* Start Data to process *

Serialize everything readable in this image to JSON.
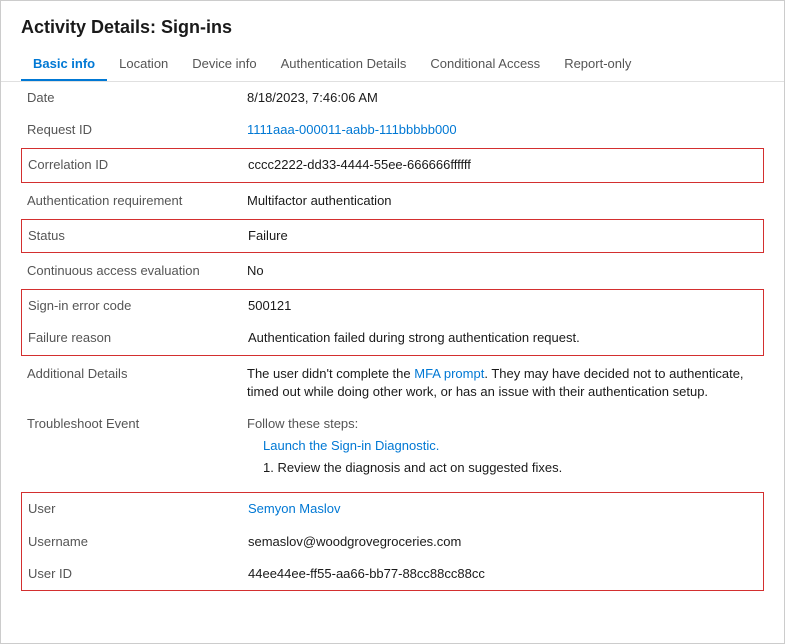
{
  "title": "Activity Details: Sign-ins",
  "tabs": [
    {
      "id": "basic-info",
      "label": "Basic info",
      "active": true
    },
    {
      "id": "location",
      "label": "Location",
      "active": false
    },
    {
      "id": "device-info",
      "label": "Device info",
      "active": false
    },
    {
      "id": "authentication-details",
      "label": "Authentication Details",
      "active": false
    },
    {
      "id": "conditional-access",
      "label": "Conditional Access",
      "active": false
    },
    {
      "id": "report-only",
      "label": "Report-only",
      "active": false
    }
  ],
  "fields": {
    "date_label": "Date",
    "date_value": "8/18/2023, 7:46:06 AM",
    "request_id_label": "Request ID",
    "request_id_value": "1111aaa-000011-aabb-111bbbbb000",
    "correlation_id_label": "Correlation ID",
    "correlation_id_value": "cccc2222-dd33-4444-55ee-666666ffffff",
    "auth_req_label": "Authentication requirement",
    "auth_req_value": "Multifactor authentication",
    "status_label": "Status",
    "status_value": "Failure",
    "continuous_label": "Continuous access evaluation",
    "continuous_value": "No",
    "error_code_label": "Sign-in error code",
    "error_code_value": "500121",
    "failure_reason_label": "Failure reason",
    "failure_reason_value": "Authentication failed during strong authentication request.",
    "additional_details_label": "Additional Details",
    "additional_details_part1": "The user didn't complete the ",
    "additional_details_link": "MFA prompt",
    "additional_details_part2": ". They may have decided not to authenticate, timed out while doing other work, or has an issue with their authentication setup.",
    "troubleshoot_label": "Troubleshoot Event",
    "troubleshoot_follow": "Follow these steps:",
    "troubleshoot_link": "Launch the Sign-in Diagnostic.",
    "troubleshoot_step1": "1. Review the diagnosis and act on suggested fixes.",
    "user_label": "User",
    "user_value": "Semyon Maslov",
    "username_label": "Username",
    "username_value": "semaslov@woodgrovegroceries.com",
    "user_id_label": "User ID",
    "user_id_value": "44ee44ee-ff55-aa66-bb77-88cc88cc88cc"
  },
  "colors": {
    "active_tab": "#0078d4",
    "link": "#0078d4",
    "red_border": "#d32f2f",
    "label_color": "#555555"
  }
}
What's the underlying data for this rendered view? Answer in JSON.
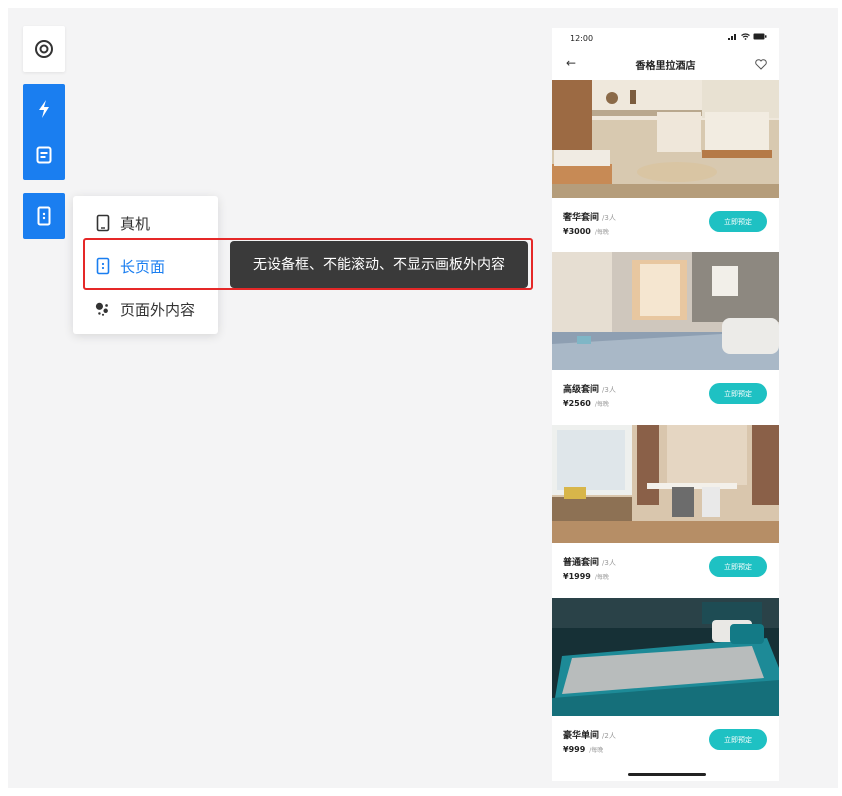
{
  "toolbar": {
    "icons": [
      "target-icon",
      "lightning-icon",
      "document-icon",
      "long-page-icon"
    ]
  },
  "menu": {
    "items": [
      {
        "label": "真机",
        "icon": "phone-outline-icon"
      },
      {
        "label": "长页面",
        "icon": "long-page-icon",
        "selected": true
      },
      {
        "label": "页面外内容",
        "icon": "overflow-dots-icon"
      }
    ]
  },
  "tooltip": {
    "text": "无设备框、不能滚动、不显示画板外内容"
  },
  "phone": {
    "status_time": "12:00",
    "title": "香格里拉酒店",
    "rooms": [
      {
        "name": "奢华套间",
        "capacity": "/3人",
        "price": "¥3000",
        "unit": "/每晚",
        "button": "立即预定"
      },
      {
        "name": "高级套间",
        "capacity": "/3人",
        "price": "¥2560",
        "unit": "/每晚",
        "button": "立即预定"
      },
      {
        "name": "普通套间",
        "capacity": "/3人",
        "price": "¥1999",
        "unit": "/每晚",
        "button": "立即预定"
      },
      {
        "name": "豪华单间",
        "capacity": "/2人",
        "price": "¥999",
        "unit": "/每晚",
        "button": "立即预定"
      }
    ]
  },
  "colors": {
    "accent": "#1a7ef0",
    "highlight": "#e52828",
    "tooltip_bg": "#3a3a3a",
    "book_button": "#1ec1c3"
  }
}
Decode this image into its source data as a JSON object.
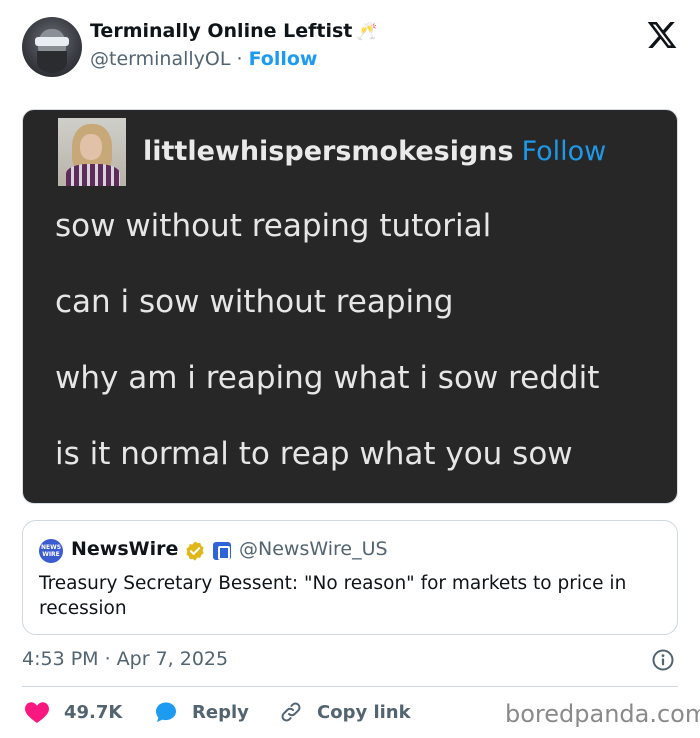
{
  "author": {
    "name": "Terminally Online Leftist",
    "emoji": "🥂",
    "handle": "@terminallyOL",
    "separator": "·",
    "follow_label": "Follow"
  },
  "embedded_post": {
    "username": "littlewhispersmokesigns",
    "follow_label": "Follow",
    "lines": [
      "sow without reaping tutorial",
      "can i sow without reaping",
      "why am i reaping what i sow reddit",
      "is it normal to reap what you sow"
    ]
  },
  "quoted_tweet": {
    "logo_text": "NEWS WIRE",
    "name": "NewsWire",
    "handle": "@NewsWire_US",
    "text": "Treasury Secretary Bessent: \"No reason\" for markets to price in recession"
  },
  "timestamp": "4:53 PM · Apr 7, 2025",
  "actions": {
    "likes": "49.7K",
    "reply_label": "Reply",
    "copy_link_label": "Copy link"
  },
  "watermark": "boredpanda.com",
  "colors": {
    "accent": "#1d9bf0",
    "heart": "#f91880",
    "dark_card": "#272727",
    "verified_gold": "#e2b719"
  }
}
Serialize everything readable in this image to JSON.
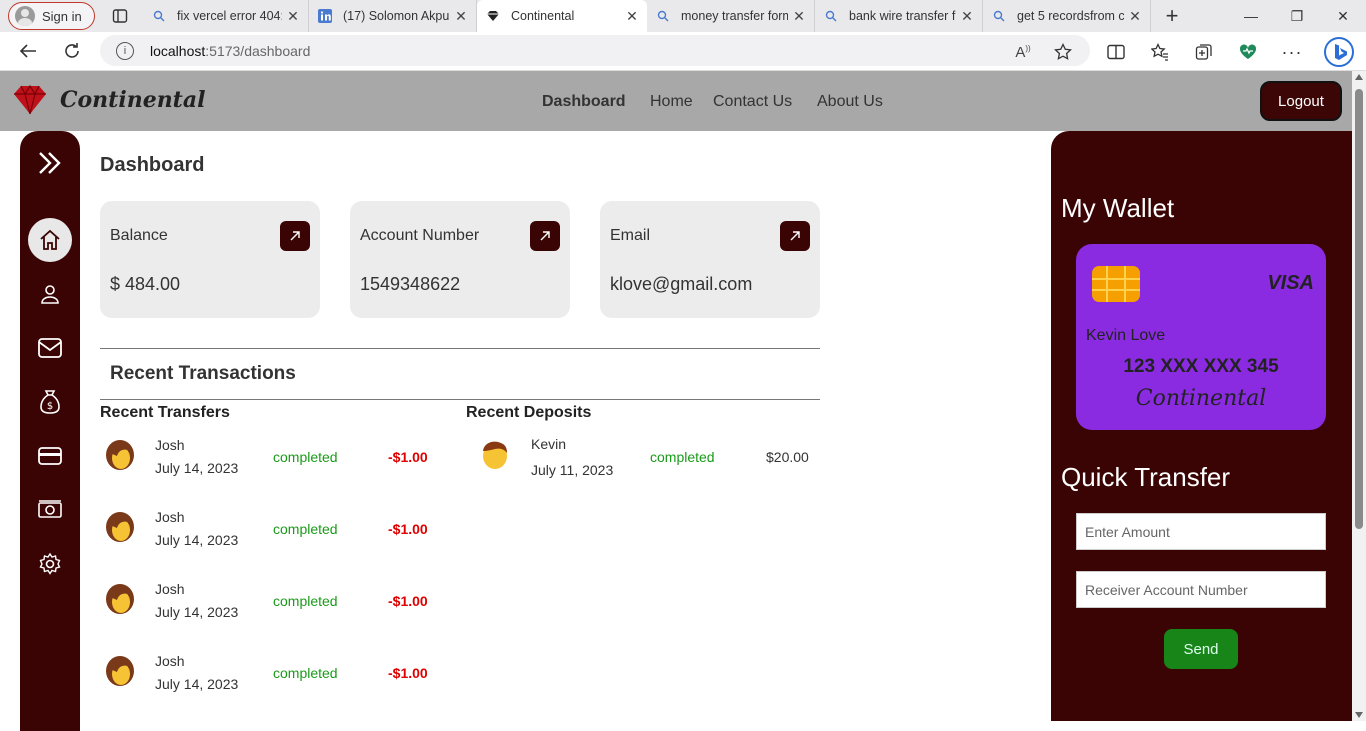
{
  "browser": {
    "signin_label": "Sign in",
    "tabs": [
      {
        "title": "fix vercel error 404:",
        "icon": "search-icon"
      },
      {
        "title": "(17) Solomon Akpu",
        "icon": "linkedin-icon"
      },
      {
        "title": "Continental",
        "icon": "diamond-icon"
      },
      {
        "title": "money transfer form",
        "icon": "search-icon"
      },
      {
        "title": "bank wire transfer f",
        "icon": "search-icon"
      },
      {
        "title": "get 5 recordsfrom c",
        "icon": "search-icon"
      }
    ],
    "url_host": "localhost",
    "url_path": ":5173/dashboard"
  },
  "app": {
    "brand": "Continental",
    "nav": [
      "Dashboard",
      "Home",
      "Contact Us",
      "About Us"
    ],
    "logout_label": "Logout"
  },
  "dashboard": {
    "title": "Dashboard",
    "cards": [
      {
        "label": "Balance",
        "value": "$ 484.00"
      },
      {
        "label": "Account Number",
        "value": "1549348622"
      },
      {
        "label": "Email",
        "value": "klove@gmail.com"
      }
    ],
    "recent_title": "Recent Transactions",
    "transfers_title": "Recent Transfers",
    "deposits_title": "Recent Deposits",
    "transfers": [
      {
        "name": "Josh",
        "date": "July 14, 2023",
        "status": "completed",
        "amount": "-$1.00"
      },
      {
        "name": "Josh",
        "date": "July 14, 2023",
        "status": "completed",
        "amount": "-$1.00"
      },
      {
        "name": "Josh",
        "date": "July 14, 2023",
        "status": "completed",
        "amount": "-$1.00"
      },
      {
        "name": "Josh",
        "date": "July 14, 2023",
        "status": "completed",
        "amount": "-$1.00"
      }
    ],
    "deposits": [
      {
        "name": "Kevin",
        "date": "July 11, 2023",
        "status": "completed",
        "amount": "$20.00"
      }
    ]
  },
  "wallet": {
    "title": "My Wallet",
    "card_brand": "VISA",
    "holder": "Kevin Love",
    "card_number": "123 XXX XXX 345",
    "card_bank": "Continental",
    "card_color": "#8a2be2"
  },
  "quick_transfer": {
    "title": "Quick Transfer",
    "amount_placeholder": "Enter Amount",
    "account_placeholder": "Receiver Account Number",
    "send_label": "Send"
  },
  "colors": {
    "accent": "#3b0404",
    "header": "#a8a8a8",
    "success": "#1a9a1a",
    "debit": "#e00000",
    "send": "#178517"
  }
}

* End Data to process *

> [The task]: Of the lines above, how many contain the word "info"? Provide the number and nothing else.

> [Finished exercise]: 4